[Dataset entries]
**********

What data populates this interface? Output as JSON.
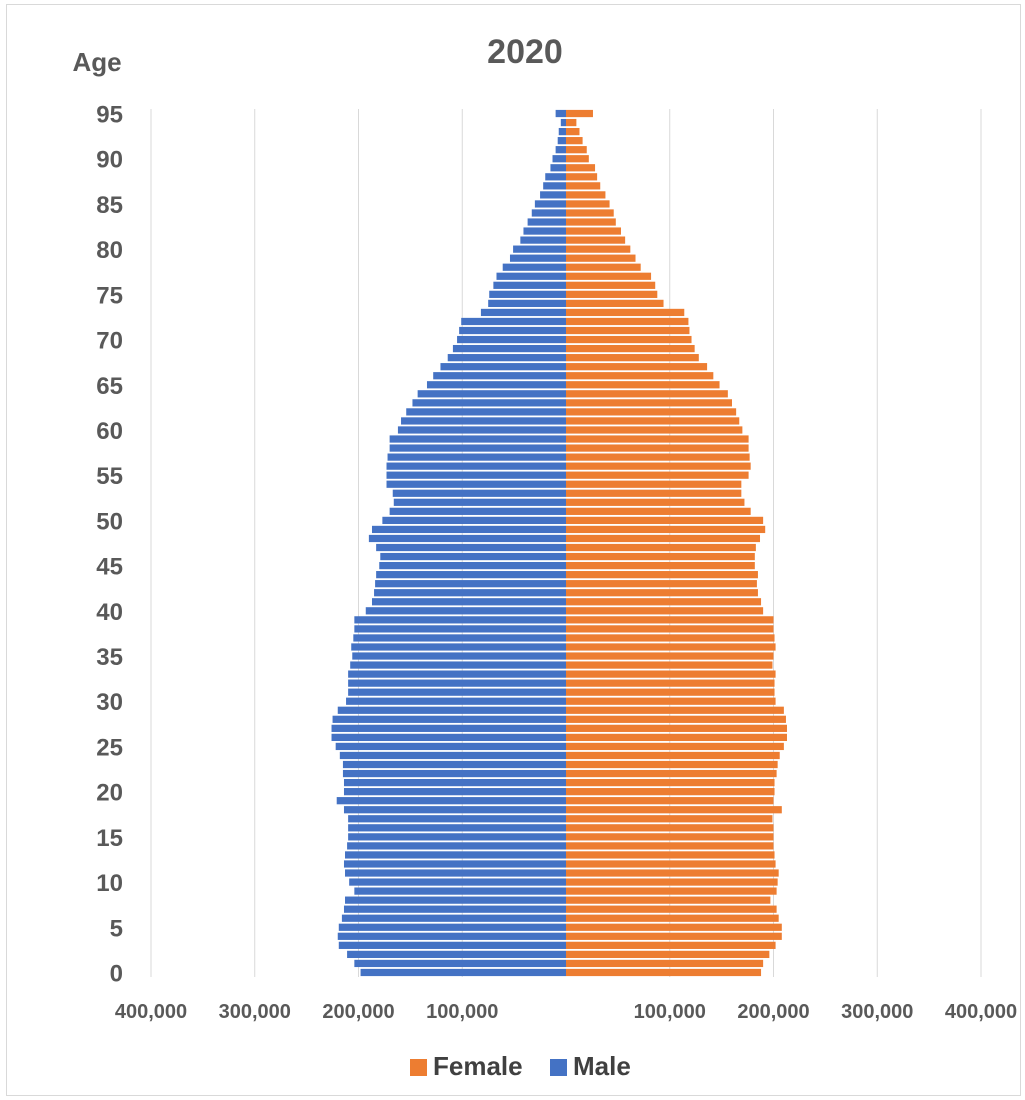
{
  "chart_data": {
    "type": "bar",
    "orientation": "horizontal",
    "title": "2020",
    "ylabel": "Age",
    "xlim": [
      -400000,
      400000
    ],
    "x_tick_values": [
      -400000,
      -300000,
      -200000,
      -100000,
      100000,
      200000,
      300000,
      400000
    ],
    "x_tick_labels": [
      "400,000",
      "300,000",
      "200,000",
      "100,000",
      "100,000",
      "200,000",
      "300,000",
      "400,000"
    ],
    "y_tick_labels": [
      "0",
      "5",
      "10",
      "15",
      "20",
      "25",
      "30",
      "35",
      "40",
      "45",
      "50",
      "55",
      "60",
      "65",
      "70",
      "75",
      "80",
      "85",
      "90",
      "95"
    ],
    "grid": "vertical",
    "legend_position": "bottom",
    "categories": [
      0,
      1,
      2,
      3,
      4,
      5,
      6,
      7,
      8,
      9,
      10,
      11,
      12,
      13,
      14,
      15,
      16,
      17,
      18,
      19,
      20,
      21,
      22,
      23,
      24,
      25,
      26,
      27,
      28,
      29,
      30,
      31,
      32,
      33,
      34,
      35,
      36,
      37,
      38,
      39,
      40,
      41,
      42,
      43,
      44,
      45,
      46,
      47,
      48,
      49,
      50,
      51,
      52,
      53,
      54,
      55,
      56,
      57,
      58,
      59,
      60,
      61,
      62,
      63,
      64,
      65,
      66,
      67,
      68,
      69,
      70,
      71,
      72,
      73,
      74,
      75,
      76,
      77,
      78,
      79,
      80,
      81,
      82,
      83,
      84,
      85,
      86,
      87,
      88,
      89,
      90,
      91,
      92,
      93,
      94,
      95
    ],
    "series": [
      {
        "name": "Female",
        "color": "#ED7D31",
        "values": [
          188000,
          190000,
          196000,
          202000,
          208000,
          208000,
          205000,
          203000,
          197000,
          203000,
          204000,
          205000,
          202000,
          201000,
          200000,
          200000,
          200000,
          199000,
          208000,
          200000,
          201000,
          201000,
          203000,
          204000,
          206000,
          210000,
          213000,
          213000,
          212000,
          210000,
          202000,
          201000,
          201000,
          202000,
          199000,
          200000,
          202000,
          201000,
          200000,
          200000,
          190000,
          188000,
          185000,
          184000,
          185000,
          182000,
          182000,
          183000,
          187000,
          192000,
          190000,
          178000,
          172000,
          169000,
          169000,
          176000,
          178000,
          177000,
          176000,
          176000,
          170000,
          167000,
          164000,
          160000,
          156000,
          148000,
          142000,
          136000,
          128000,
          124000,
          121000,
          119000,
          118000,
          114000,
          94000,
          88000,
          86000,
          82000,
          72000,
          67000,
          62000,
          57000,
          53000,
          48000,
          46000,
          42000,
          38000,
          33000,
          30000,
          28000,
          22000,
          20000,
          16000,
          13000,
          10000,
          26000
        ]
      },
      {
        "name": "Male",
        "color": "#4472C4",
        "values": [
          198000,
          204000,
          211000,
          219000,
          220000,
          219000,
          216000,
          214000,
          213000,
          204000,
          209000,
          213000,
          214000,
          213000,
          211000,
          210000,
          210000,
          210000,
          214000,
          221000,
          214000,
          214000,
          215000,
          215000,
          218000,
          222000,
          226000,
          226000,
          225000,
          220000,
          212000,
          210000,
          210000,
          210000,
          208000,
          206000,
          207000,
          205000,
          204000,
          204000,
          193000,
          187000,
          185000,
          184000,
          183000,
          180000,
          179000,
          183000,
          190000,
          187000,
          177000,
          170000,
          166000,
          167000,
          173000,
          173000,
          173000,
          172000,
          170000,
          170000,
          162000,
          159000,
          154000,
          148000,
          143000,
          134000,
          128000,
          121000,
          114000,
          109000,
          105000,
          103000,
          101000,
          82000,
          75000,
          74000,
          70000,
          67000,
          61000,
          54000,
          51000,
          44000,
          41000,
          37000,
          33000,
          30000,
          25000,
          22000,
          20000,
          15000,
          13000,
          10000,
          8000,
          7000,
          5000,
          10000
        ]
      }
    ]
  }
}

**********

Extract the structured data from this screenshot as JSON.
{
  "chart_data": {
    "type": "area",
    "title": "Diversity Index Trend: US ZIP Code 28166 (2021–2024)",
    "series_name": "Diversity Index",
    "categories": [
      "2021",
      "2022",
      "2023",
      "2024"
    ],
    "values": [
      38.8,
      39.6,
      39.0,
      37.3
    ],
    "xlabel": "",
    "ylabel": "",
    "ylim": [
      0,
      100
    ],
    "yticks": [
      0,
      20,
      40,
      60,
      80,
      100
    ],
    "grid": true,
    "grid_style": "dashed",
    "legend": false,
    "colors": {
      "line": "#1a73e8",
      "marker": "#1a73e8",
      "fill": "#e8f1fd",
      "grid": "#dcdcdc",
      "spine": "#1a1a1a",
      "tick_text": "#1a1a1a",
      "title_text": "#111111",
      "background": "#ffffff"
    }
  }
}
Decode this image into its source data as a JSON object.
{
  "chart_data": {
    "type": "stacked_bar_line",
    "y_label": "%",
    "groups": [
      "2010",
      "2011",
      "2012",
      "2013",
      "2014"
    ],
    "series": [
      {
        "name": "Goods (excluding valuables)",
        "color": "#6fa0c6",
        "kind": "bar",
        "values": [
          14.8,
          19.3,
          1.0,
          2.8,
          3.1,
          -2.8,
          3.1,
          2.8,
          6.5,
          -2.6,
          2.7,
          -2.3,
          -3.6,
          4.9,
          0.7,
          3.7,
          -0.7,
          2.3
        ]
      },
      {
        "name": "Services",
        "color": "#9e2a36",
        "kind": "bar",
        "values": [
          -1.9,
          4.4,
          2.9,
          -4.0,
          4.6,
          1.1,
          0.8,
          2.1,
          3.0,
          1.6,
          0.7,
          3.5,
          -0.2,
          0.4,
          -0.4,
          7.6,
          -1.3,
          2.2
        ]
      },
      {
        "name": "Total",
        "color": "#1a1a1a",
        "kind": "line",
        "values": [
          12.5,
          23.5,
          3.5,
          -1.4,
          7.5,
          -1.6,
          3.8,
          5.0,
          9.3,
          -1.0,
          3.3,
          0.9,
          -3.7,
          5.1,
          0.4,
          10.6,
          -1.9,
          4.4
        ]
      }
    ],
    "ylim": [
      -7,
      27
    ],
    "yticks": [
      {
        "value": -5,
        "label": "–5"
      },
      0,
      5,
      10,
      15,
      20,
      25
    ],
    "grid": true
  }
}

**********

Select and copy every line of the material that holds the string "Diversity".

__Solved problem__.
    "title": "Diversity Index Trend: US ZIP Code 28166 (2021–2024)",
    "series_name": "Diversity Index",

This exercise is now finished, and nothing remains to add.